#### Exercise description:
In the records below, change every "lawyer-photo" to "lawyer-image" and rewrite the lines with nothing else altered. Leave out the pictures.

(Records taken from a collection)
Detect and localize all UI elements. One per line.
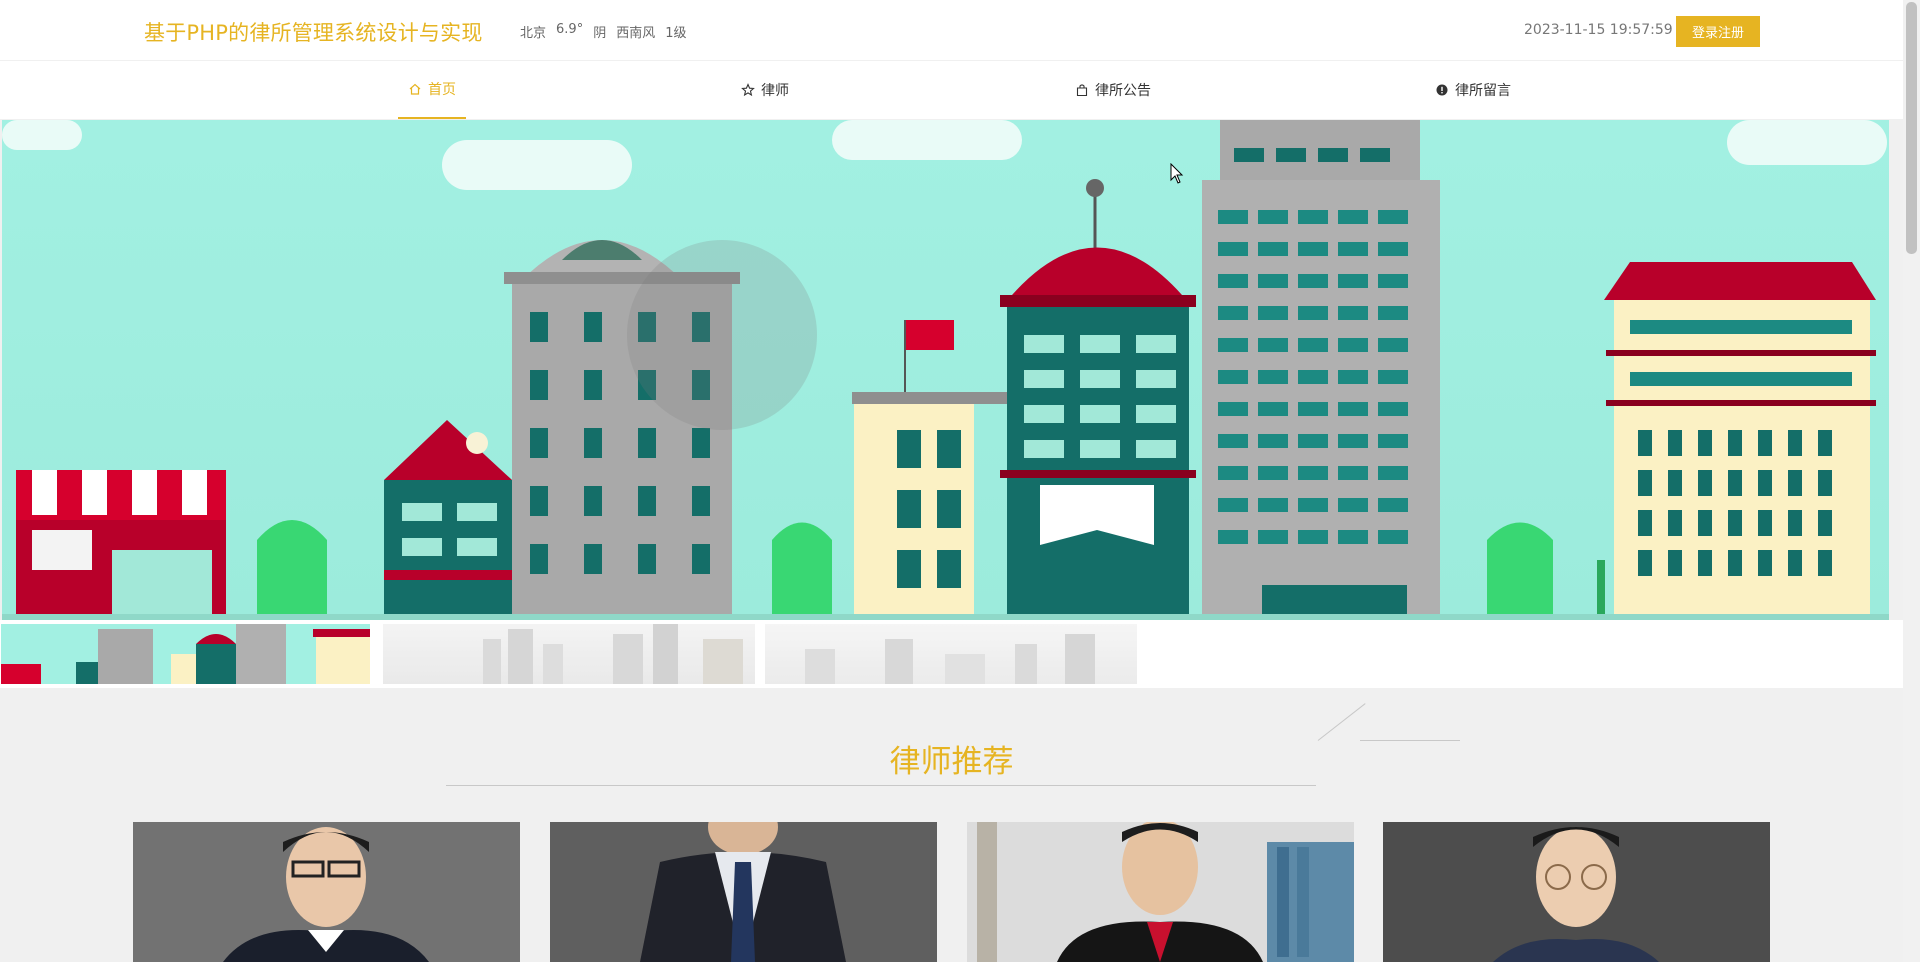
title-decoration: [1360, 740, 1460, 741]
lawyer-card-2[interactable]: [550, 822, 937, 962]
star-icon: [741, 83, 755, 97]
login-register-button[interactable]: 登录注册: [1676, 16, 1760, 47]
bag-icon: [1076, 84, 1088, 97]
nav-item-lawyers[interactable]: 律师: [741, 61, 789, 119]
nav-item-messages[interactable]: 律所留言: [1435, 61, 1511, 119]
nav-item-label: 律所留言: [1455, 83, 1511, 99]
nav-item-label: 律师: [761, 83, 789, 99]
current-datetime: 2023-11-15 19:57:59: [1524, 22, 1673, 38]
weather-wind: 西南风: [616, 26, 656, 41]
home-icon: [409, 83, 421, 95]
alert-circle-icon: [1436, 84, 1448, 96]
banner-thumb-1[interactable]: [1, 624, 370, 684]
top-bar: 基于PHP的律所管理系统设计与实现 北京 6.9° 阴 西南风 1级 2023-…: [0, 0, 1903, 61]
title-divider: [446, 785, 1316, 786]
lawyer-photo: [133, 822, 520, 962]
weather-info: 北京 6.9° 阴 西南风 1级: [520, 22, 687, 41]
city-illustration: [16, 120, 1876, 620]
lawyer-photo: [967, 822, 1354, 962]
lawyer-card-4[interactable]: [1383, 822, 1770, 962]
banner-thumb-2[interactable]: [383, 624, 755, 684]
section-title: 律师推荐: [889, 744, 1014, 780]
lawyer-card-1[interactable]: [133, 822, 520, 962]
weather-level: 1级: [665, 26, 687, 41]
nav-item-label: 首页: [428, 82, 456, 98]
lawyer-photo: [1383, 822, 1770, 962]
banner-carousel[interactable]: [2, 120, 1889, 620]
banner-thumb-3[interactable]: [765, 624, 1137, 684]
lawyer-card-3[interactable]: [967, 822, 1354, 962]
weather-temperature: 6.9°: [556, 22, 584, 37]
scrollbar-thumb[interactable]: [1906, 2, 1917, 254]
weather-city: 北京: [520, 26, 547, 41]
mouse-cursor-icon: [1170, 163, 1184, 184]
weather-condition: 阴: [593, 26, 607, 41]
nav-item-label: 律所公告: [1095, 83, 1151, 99]
lawyer-photo: [550, 822, 937, 962]
nav-item-announcements[interactable]: 律所公告: [1075, 61, 1151, 119]
main-nav: 首页 律师 律所公告 律所留言: [0, 61, 1903, 119]
nav-item-home[interactable]: 首页: [398, 61, 466, 119]
site-title[interactable]: 基于PHP的律所管理系统设计与实现: [144, 17, 483, 47]
banner-thumbnails: [0, 620, 1903, 688]
page: 基于PHP的律所管理系统设计与实现 北京 6.9° 阴 西南风 1级 2023-…: [0, 0, 1903, 962]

#### Correct answer:
Detect and localize all UI elements. One per line.
title-decoration: [1360, 740, 1460, 741]
lawyer-card-2[interactable]: [550, 822, 937, 962]
star-icon: [741, 83, 755, 97]
login-register-button[interactable]: 登录注册: [1676, 16, 1760, 47]
bag-icon: [1076, 84, 1088, 97]
nav-item-lawyers[interactable]: 律师: [741, 61, 789, 119]
nav-item-messages[interactable]: 律所留言: [1435, 61, 1511, 119]
nav-item-label: 律所留言: [1455, 83, 1511, 99]
nav-item-label: 律师: [761, 83, 789, 99]
current-datetime: 2023-11-15 19:57:59: [1524, 22, 1673, 38]
weather-wind: 西南风: [616, 26, 656, 41]
home-icon: [409, 83, 421, 95]
alert-circle-icon: [1436, 84, 1448, 96]
banner-thumb-1[interactable]: [1, 624, 370, 684]
top-bar: 基于PHP的律所管理系统设计与实现 北京 6.9° 阴 西南风 1级 2023-…: [0, 0, 1903, 61]
title-divider: [446, 785, 1316, 786]
lawyer-image: [133, 822, 520, 962]
weather-info: 北京 6.9° 阴 西南风 1级: [520, 22, 687, 41]
city-illustration: [16, 120, 1876, 620]
lawyer-image: [967, 822, 1354, 962]
lawyer-card-4[interactable]: [1383, 822, 1770, 962]
banner-thumb-2[interactable]: [383, 624, 755, 684]
section-title: 律师推荐: [889, 744, 1014, 780]
lawyer-card-1[interactable]: [133, 822, 520, 962]
weather-level: 1级: [665, 26, 687, 41]
nav-item-label: 首页: [428, 82, 456, 98]
lawyer-image: [1383, 822, 1770, 962]
banner-carousel[interactable]: [2, 120, 1889, 620]
banner-thumb-3[interactable]: [765, 624, 1137, 684]
lawyer-card-3[interactable]: [967, 822, 1354, 962]
weather-temperature: 6.9°: [556, 22, 584, 37]
scrollbar-thumb[interactable]: [1906, 2, 1917, 254]
weather-city: 北京: [520, 26, 547, 41]
mouse-cursor-icon: [1170, 163, 1184, 184]
weather-condition: 阴: [593, 26, 607, 41]
nav-item-label: 律所公告: [1095, 83, 1151, 99]
lawyer-image: [550, 822, 937, 962]
nav-item-announcements[interactable]: 律所公告: [1075, 61, 1151, 119]
main-nav: 首页 律师 律所公告 律所留言: [0, 61, 1903, 119]
nav-item-home[interactable]: 首页: [398, 61, 466, 119]
site-title[interactable]: 基于PHP的律所管理系统设计与实现: [144, 17, 483, 47]
banner-thumbnails: [0, 620, 1903, 688]
page: 基于PHP的律所管理系统设计与实现 北京 6.9° 阴 西南风 1级 2023-…: [0, 0, 1903, 962]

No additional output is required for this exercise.